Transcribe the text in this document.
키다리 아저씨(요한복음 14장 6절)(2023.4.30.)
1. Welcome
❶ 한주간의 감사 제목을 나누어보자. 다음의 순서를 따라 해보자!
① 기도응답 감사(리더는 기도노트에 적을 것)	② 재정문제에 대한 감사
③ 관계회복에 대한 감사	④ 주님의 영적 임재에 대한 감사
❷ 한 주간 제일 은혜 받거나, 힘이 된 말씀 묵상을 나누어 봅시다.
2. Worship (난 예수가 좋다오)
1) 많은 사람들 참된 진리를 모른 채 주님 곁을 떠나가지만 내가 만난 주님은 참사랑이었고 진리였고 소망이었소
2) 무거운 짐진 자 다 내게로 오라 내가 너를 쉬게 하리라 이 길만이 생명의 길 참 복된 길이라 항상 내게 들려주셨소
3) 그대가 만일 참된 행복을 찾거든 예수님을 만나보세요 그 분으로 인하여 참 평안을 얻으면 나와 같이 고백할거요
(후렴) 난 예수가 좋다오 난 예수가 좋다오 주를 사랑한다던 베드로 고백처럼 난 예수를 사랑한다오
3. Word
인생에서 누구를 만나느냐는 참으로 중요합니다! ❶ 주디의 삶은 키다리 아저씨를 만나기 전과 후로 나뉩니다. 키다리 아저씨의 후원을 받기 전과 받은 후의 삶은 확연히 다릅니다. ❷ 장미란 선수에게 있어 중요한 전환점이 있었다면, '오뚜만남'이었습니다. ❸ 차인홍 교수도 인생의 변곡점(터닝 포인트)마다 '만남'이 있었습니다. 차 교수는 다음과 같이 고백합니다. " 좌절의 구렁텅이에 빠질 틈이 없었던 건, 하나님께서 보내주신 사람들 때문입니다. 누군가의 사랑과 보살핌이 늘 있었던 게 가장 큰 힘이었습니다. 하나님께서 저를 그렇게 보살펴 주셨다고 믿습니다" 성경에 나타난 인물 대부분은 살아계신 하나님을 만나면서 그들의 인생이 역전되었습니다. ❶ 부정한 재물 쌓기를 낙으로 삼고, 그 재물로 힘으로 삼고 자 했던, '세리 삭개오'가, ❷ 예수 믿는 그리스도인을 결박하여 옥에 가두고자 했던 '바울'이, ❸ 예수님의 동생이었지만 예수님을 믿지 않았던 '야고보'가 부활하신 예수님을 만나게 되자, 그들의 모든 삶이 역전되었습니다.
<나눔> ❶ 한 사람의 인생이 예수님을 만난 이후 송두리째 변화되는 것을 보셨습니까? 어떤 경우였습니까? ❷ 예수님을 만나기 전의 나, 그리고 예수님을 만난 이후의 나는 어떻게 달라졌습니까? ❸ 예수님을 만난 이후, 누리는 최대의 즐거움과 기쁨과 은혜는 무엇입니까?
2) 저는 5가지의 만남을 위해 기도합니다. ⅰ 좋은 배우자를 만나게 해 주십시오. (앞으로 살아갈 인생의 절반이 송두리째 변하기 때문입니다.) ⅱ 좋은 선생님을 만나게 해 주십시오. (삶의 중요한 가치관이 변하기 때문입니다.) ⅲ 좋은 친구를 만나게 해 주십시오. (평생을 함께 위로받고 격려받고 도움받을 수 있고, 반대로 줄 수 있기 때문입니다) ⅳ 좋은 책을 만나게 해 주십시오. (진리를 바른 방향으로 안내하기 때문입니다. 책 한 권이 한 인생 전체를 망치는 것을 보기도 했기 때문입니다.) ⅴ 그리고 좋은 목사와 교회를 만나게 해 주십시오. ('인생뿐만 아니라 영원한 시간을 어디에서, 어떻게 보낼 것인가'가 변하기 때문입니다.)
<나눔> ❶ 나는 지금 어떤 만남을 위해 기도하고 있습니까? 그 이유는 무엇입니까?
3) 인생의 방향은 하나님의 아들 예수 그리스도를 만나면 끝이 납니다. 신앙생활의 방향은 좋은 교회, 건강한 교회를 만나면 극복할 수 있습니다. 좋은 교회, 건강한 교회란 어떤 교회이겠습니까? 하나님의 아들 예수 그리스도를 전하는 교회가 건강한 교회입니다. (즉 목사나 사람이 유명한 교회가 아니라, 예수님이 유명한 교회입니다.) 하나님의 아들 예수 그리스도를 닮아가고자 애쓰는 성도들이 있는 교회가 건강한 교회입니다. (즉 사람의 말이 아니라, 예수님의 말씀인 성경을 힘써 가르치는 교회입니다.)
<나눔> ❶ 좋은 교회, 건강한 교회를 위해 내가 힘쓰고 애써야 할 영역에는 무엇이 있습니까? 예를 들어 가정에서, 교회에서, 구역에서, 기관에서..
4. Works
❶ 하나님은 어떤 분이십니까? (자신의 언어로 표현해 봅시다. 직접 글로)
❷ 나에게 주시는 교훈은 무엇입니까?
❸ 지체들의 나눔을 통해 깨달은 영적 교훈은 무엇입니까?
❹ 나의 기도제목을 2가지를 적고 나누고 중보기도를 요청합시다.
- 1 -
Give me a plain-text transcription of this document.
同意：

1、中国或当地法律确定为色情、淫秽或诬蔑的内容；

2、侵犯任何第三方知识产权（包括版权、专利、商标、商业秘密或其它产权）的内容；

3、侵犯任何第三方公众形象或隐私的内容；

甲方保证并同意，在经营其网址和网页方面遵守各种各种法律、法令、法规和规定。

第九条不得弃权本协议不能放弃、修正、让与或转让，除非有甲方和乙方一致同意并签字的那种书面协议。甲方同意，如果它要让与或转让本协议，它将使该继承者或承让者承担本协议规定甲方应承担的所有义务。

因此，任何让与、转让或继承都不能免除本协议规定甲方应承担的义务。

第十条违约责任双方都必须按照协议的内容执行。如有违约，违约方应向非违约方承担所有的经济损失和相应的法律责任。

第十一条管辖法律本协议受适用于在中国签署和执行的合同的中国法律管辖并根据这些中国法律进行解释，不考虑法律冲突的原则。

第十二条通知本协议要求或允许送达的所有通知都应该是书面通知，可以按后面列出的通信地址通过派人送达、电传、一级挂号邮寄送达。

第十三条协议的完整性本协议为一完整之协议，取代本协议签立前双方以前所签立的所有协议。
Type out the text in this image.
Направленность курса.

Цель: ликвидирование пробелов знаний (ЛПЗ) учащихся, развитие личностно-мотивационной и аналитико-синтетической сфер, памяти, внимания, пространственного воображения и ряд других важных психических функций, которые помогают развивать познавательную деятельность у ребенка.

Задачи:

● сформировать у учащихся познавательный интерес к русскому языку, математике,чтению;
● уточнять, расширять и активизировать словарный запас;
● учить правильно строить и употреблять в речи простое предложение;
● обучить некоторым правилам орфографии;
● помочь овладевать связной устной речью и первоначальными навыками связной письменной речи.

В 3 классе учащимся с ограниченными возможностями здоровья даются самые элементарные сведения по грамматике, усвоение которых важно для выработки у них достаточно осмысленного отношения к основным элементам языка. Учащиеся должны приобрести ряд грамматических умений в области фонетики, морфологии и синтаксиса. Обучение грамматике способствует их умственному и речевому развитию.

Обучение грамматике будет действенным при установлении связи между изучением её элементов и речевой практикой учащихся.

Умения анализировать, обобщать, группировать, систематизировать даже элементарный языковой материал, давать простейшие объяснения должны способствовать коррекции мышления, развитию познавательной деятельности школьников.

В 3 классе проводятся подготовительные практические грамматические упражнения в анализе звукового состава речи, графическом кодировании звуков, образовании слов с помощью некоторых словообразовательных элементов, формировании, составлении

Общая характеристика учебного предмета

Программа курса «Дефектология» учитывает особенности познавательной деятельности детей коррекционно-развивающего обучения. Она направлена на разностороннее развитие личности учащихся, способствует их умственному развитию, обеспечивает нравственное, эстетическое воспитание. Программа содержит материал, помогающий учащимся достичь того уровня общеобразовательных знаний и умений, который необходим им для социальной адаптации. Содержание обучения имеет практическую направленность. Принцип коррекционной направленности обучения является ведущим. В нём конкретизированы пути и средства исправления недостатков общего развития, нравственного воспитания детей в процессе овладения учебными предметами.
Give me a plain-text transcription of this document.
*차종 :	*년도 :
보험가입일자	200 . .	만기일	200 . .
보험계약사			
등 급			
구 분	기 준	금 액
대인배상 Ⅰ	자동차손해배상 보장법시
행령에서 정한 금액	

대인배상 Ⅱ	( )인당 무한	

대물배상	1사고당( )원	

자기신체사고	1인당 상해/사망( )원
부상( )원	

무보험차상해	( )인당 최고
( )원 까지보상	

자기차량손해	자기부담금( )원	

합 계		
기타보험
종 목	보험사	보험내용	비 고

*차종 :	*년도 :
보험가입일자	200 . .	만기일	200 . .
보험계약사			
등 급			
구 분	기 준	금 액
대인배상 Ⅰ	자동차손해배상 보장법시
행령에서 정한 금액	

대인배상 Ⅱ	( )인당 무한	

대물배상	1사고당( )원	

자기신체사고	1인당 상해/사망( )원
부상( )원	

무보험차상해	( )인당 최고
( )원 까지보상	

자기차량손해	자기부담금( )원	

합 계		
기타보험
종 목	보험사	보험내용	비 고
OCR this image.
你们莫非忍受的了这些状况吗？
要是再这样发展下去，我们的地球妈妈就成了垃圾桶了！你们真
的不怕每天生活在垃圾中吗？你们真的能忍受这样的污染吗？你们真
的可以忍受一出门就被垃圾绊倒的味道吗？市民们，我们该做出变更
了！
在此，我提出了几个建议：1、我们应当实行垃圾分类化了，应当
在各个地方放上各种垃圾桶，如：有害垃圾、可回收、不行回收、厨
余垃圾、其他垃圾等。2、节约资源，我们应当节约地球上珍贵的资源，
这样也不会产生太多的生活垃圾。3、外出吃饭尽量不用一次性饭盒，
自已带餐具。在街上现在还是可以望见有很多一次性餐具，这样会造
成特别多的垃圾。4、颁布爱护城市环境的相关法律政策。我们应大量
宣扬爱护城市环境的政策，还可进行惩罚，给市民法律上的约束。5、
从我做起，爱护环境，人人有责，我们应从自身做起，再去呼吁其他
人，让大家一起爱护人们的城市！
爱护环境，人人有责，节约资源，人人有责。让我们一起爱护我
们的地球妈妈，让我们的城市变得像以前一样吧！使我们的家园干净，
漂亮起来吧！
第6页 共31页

=====

Among the records above, find each line holding the string "text" and pull it out.

Transcribe the text in this document.
Give me a plain-text transcription of this document.
Type out the text in this image.
Give me a plain-text transcription of this document.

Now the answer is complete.